-- Start Material for this task --
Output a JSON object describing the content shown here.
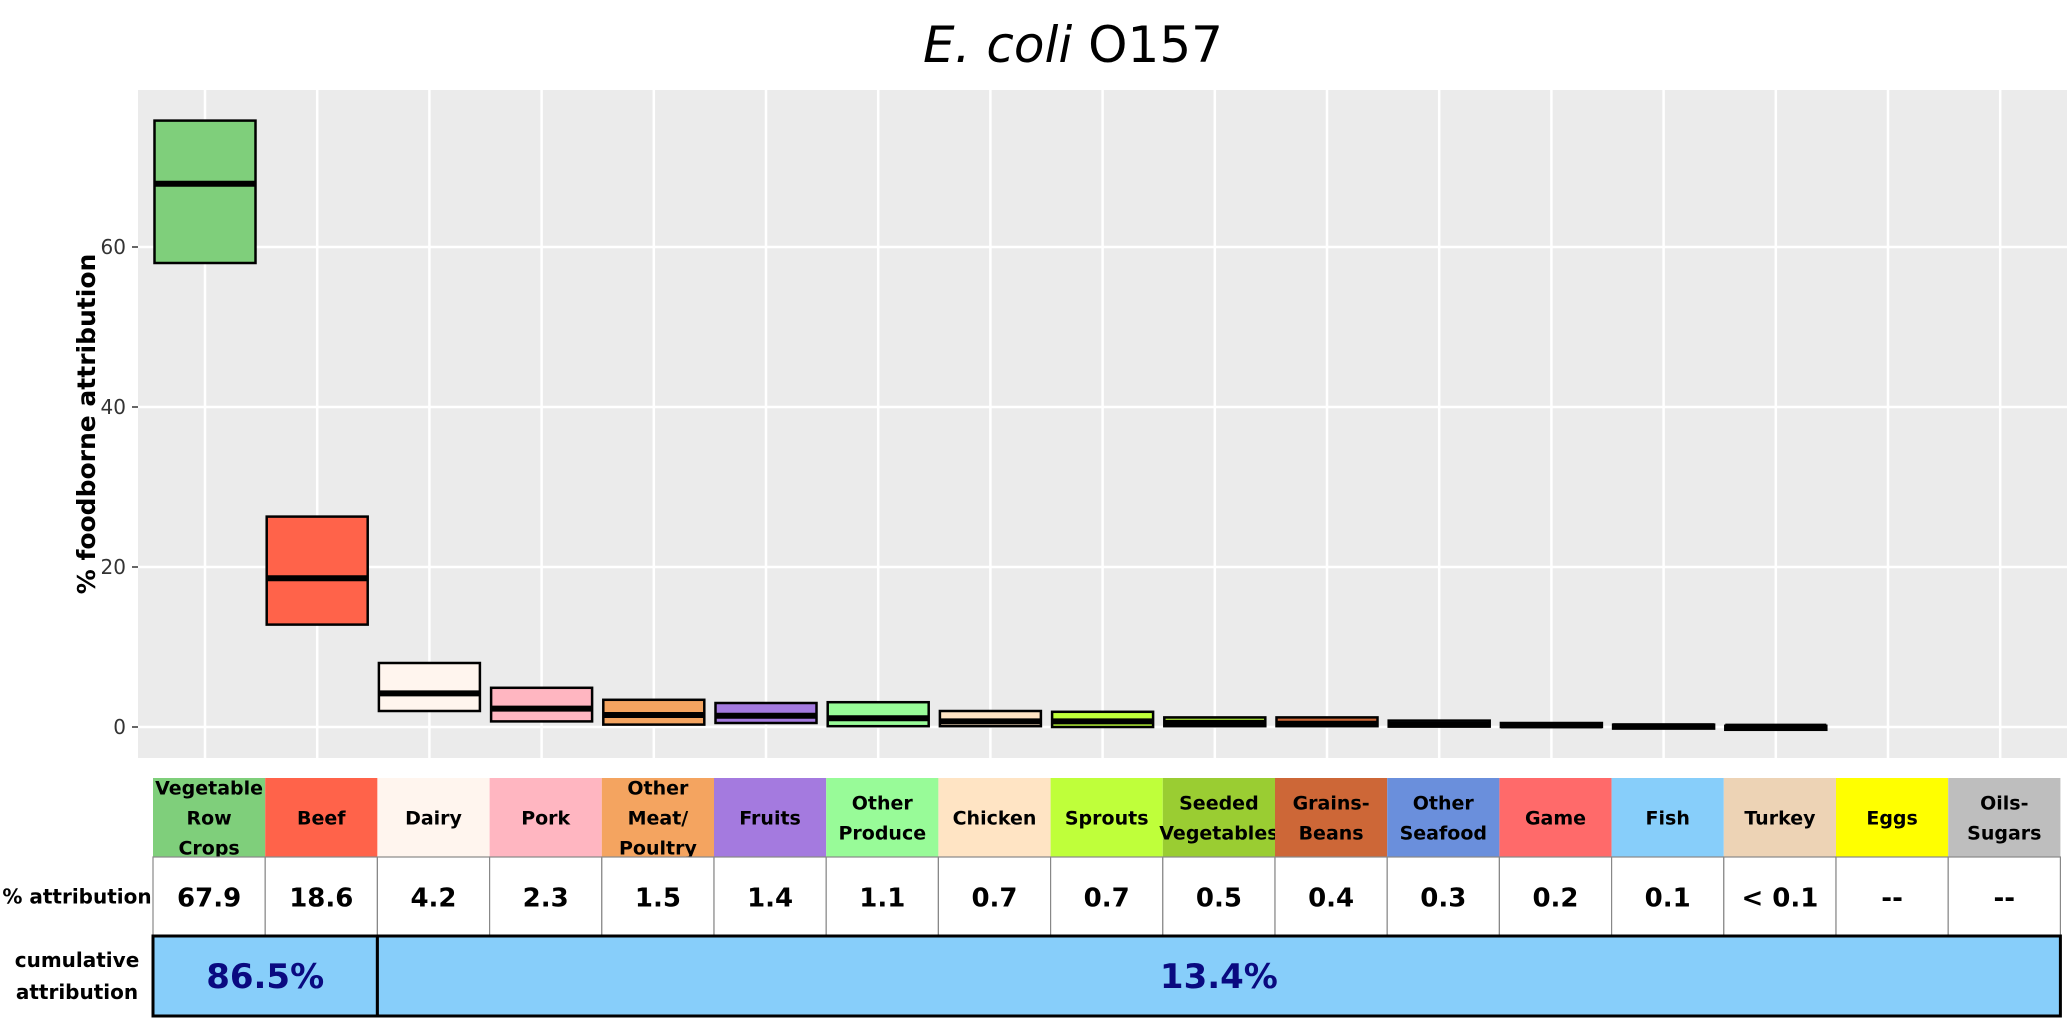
{
  "chart_data": {
    "type": "boxplot-table",
    "title_italic": "E. coli",
    "title_rest": "O157",
    "ylabel": "% foodborne attribution",
    "ylim": [
      -3.5,
      80
    ],
    "yticks": [
      0,
      20,
      40,
      60
    ],
    "grid": true,
    "categories": [
      {
        "lines": [
          "Vegetable",
          "Row",
          "Crops"
        ],
        "color": "#7fcf7b",
        "low": 58,
        "median": 67.9,
        "high": 75.8,
        "value": "67.9"
      },
      {
        "lines": [
          "Beef"
        ],
        "color": "#ff634a",
        "low": 12.8,
        "median": 18.6,
        "high": 26.3,
        "value": "18.6"
      },
      {
        "lines": [
          "Dairy"
        ],
        "color": "#fff5ee",
        "low": 2.0,
        "median": 4.2,
        "high": 8.0,
        "value": "4.2"
      },
      {
        "lines": [
          "Pork"
        ],
        "color": "#ffb6c1",
        "low": 0.7,
        "median": 2.3,
        "high": 4.9,
        "value": "2.3"
      },
      {
        "lines": [
          "Other",
          "Meat/",
          "Poultry"
        ],
        "color": "#f4a460",
        "low": 0.3,
        "median": 1.5,
        "high": 3.4,
        "value": "1.5"
      },
      {
        "lines": [
          "Fruits"
        ],
        "color": "#a47adf",
        "low": 0.5,
        "median": 1.4,
        "high": 3.0,
        "value": "1.4"
      },
      {
        "lines": [
          "Other",
          "Produce"
        ],
        "color": "#98fb98",
        "low": 0.1,
        "median": 1.1,
        "high": 3.1,
        "value": "1.1"
      },
      {
        "lines": [
          "Chicken"
        ],
        "color": "#ffe4c4",
        "low": 0.1,
        "median": 0.7,
        "high": 2.0,
        "value": "0.7"
      },
      {
        "lines": [
          "Sprouts"
        ],
        "color": "#bfff3a",
        "low": 0.0,
        "median": 0.7,
        "high": 1.9,
        "value": "0.7"
      },
      {
        "lines": [
          "Seeded",
          "Vegetables"
        ],
        "color": "#9acd32",
        "low": 0.1,
        "median": 0.5,
        "high": 1.2,
        "value": "0.5"
      },
      {
        "lines": [
          "Grains-",
          "Beans"
        ],
        "color": "#cd6737",
        "low": 0.1,
        "median": 0.4,
        "high": 1.2,
        "value": "0.4"
      },
      {
        "lines": [
          "Other",
          "Seafood"
        ],
        "color": "#6a8fdc",
        "low": 0.05,
        "median": 0.3,
        "high": 0.8,
        "value": "0.3"
      },
      {
        "lines": [
          "Game"
        ],
        "color": "#ff6a6a",
        "low": 0.0,
        "median": 0.2,
        "high": 0.5,
        "value": "0.2"
      },
      {
        "lines": [
          "Fish"
        ],
        "color": "#87cefa",
        "low": 0.0,
        "median": 0.1,
        "high": 0.3,
        "value": "0.1"
      },
      {
        "lines": [
          "Turkey"
        ],
        "color": "#edd3b5",
        "low": 0.0,
        "median": 0.05,
        "high": 0.15,
        "value": "< 0.1"
      },
      {
        "lines": [
          "Eggs"
        ],
        "color": "#ffff00",
        "value": "--"
      },
      {
        "lines": [
          "Oils-",
          "Sugars"
        ],
        "color": "#bebebe",
        "value": "--"
      }
    ],
    "row_labels": {
      "attribution": [
        "% attribution"
      ],
      "cumulative": [
        "cumulative",
        "attribution"
      ]
    },
    "cumulative": [
      {
        "label": "86.5%",
        "span": [
          0,
          1
        ]
      },
      {
        "label": "13.4%",
        "span": [
          2,
          16
        ]
      }
    ],
    "cumulative_color": "#87cefa"
  }
}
-- End Material for this task --
Exercise description —
Which lines in the data above contain "attribution"? Show each one.

Completed exercise —
    "ylabel": "% foodborne attribution",
      "attribution": [
        "% attribution"
        "attribution"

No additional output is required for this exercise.